* Exercise details *
How many lines in the entries below include the string "months"? Answer with the number only.

* Data provided *
◆ ◆ ◆

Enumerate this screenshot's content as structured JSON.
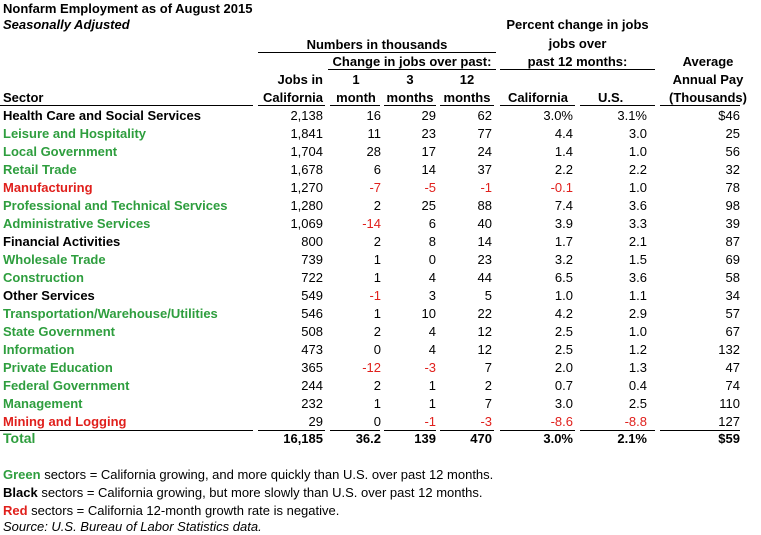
{
  "title": "Nonfarm Employment as of August 2015",
  "subtitle": "Seasonally Adjusted",
  "header": {
    "numbers_group": "Numbers in thousands",
    "change_group": "Change in jobs over past:",
    "pct_group_line1": "Percent change in jobs",
    "pct_group_line2": "jobs over",
    "pct_group_line3": "past 12 months:",
    "avg_line1": "Average",
    "avg_line2": "Annual Pay",
    "avg_line3": "(Thousands)",
    "sector": "Sector",
    "jobs_line1": "Jobs in",
    "jobs_line2": "California",
    "m1_line1": "1",
    "m1_line2": "month",
    "m3_line1": "3",
    "m3_line2": "months",
    "m12_line1": "12",
    "m12_line2": "months",
    "california": "California",
    "us": "U.S."
  },
  "colors": {
    "green": "#2e9e3e",
    "black": "#000000",
    "red": "#e0201c"
  },
  "rows": [
    {
      "sector": "Health Care and Social Services",
      "group": "black",
      "jobs": "2,138",
      "m1": "16",
      "m3": "29",
      "m12": "62",
      "ca": "3.0%",
      "us": "3.1%",
      "pay": "$46"
    },
    {
      "sector": "Leisure and Hospitality",
      "group": "green",
      "jobs": "1,841",
      "m1": "11",
      "m3": "23",
      "m12": "77",
      "ca": "4.4",
      "us": "3.0",
      "pay": "25"
    },
    {
      "sector": "Local Government",
      "group": "green",
      "jobs": "1,704",
      "m1": "28",
      "m3": "17",
      "m12": "24",
      "ca": "1.4",
      "us": "1.0",
      "pay": "56"
    },
    {
      "sector": "Retail Trade",
      "group": "green",
      "jobs": "1,678",
      "m1": "6",
      "m3": "14",
      "m12": "37",
      "ca": "2.2",
      "us": "2.2",
      "pay": "32"
    },
    {
      "sector": "Manufacturing",
      "group": "red",
      "jobs": "1,270",
      "m1": "-7",
      "m3": "-5",
      "m12": "-1",
      "ca": "-0.1",
      "us": "1.0",
      "pay": "78"
    },
    {
      "sector": "Professional and Technical Services",
      "group": "green",
      "jobs": "1,280",
      "m1": "2",
      "m3": "25",
      "m12": "88",
      "ca": "7.4",
      "us": "3.6",
      "pay": "98"
    },
    {
      "sector": "Administrative Services",
      "group": "green",
      "jobs": "1,069",
      "m1": "-14",
      "m3": "6",
      "m12": "40",
      "ca": "3.9",
      "us": "3.3",
      "pay": "39"
    },
    {
      "sector": "Financial Activities",
      "group": "black",
      "jobs": "800",
      "m1": "2",
      "m3": "8",
      "m12": "14",
      "ca": "1.7",
      "us": "2.1",
      "pay": "87"
    },
    {
      "sector": "Wholesale Trade",
      "group": "green",
      "jobs": "739",
      "m1": "1",
      "m3": "0",
      "m12": "23",
      "ca": "3.2",
      "us": "1.5",
      "pay": "69"
    },
    {
      "sector": "Construction",
      "group": "green",
      "jobs": "722",
      "m1": "1",
      "m3": "4",
      "m12": "44",
      "ca": "6.5",
      "us": "3.6",
      "pay": "58"
    },
    {
      "sector": "Other Services",
      "group": "black",
      "jobs": "549",
      "m1": "-1",
      "m3": "3",
      "m12": "5",
      "ca": "1.0",
      "us": "1.1",
      "pay": "34"
    },
    {
      "sector": "Transportation/Warehouse/Utilities",
      "group": "green",
      "jobs": "546",
      "m1": "1",
      "m3": "10",
      "m12": "22",
      "ca": "4.2",
      "us": "2.9",
      "pay": "57"
    },
    {
      "sector": "State Government",
      "group": "green",
      "jobs": "508",
      "m1": "2",
      "m3": "4",
      "m12": "12",
      "ca": "2.5",
      "us": "1.0",
      "pay": "67"
    },
    {
      "sector": "Information",
      "group": "green",
      "jobs": "473",
      "m1": "0",
      "m3": "4",
      "m12": "12",
      "ca": "2.5",
      "us": "1.2",
      "pay": "132"
    },
    {
      "sector": "Private Education",
      "group": "green",
      "jobs": "365",
      "m1": "-12",
      "m3": "-3",
      "m12": "7",
      "ca": "2.0",
      "us": "1.3",
      "pay": "47"
    },
    {
      "sector": "Federal Government",
      "group": "green",
      "jobs": "244",
      "m1": "2",
      "m3": "1",
      "m12": "2",
      "ca": "0.7",
      "us": "0.4",
      "pay": "74"
    },
    {
      "sector": "Management",
      "group": "green",
      "jobs": "232",
      "m1": "1",
      "m3": "1",
      "m12": "7",
      "ca": "3.0",
      "us": "2.5",
      "pay": "110"
    },
    {
      "sector": "Mining and Logging",
      "group": "red",
      "jobs": "29",
      "m1": "0",
      "m3": "-1",
      "m12": "-3",
      "ca": "-8.6",
      "us": "-8.8",
      "pay": "127"
    }
  ],
  "total": {
    "sector": "Total",
    "group": "green",
    "jobs": "16,185",
    "m1": "36.2",
    "m3": "139",
    "m12": "470",
    "ca": "3.0%",
    "us": "2.1%",
    "pay": "$59"
  },
  "legend": [
    {
      "word": "Green",
      "group": "green",
      "text": " sectors = California growing, and more quickly than U.S. over past 12 months."
    },
    {
      "word": "Black",
      "group": "black",
      "text": " sectors = California growing, but more slowly than U.S. over past 12 months."
    },
    {
      "word": "Red",
      "group": "red",
      "text": " sectors = California 12-month growth rate is negative."
    }
  ],
  "source": "Source: U.S. Bureau of Labor Statistics data."
}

◆ ◆ ◆

* Final result *
5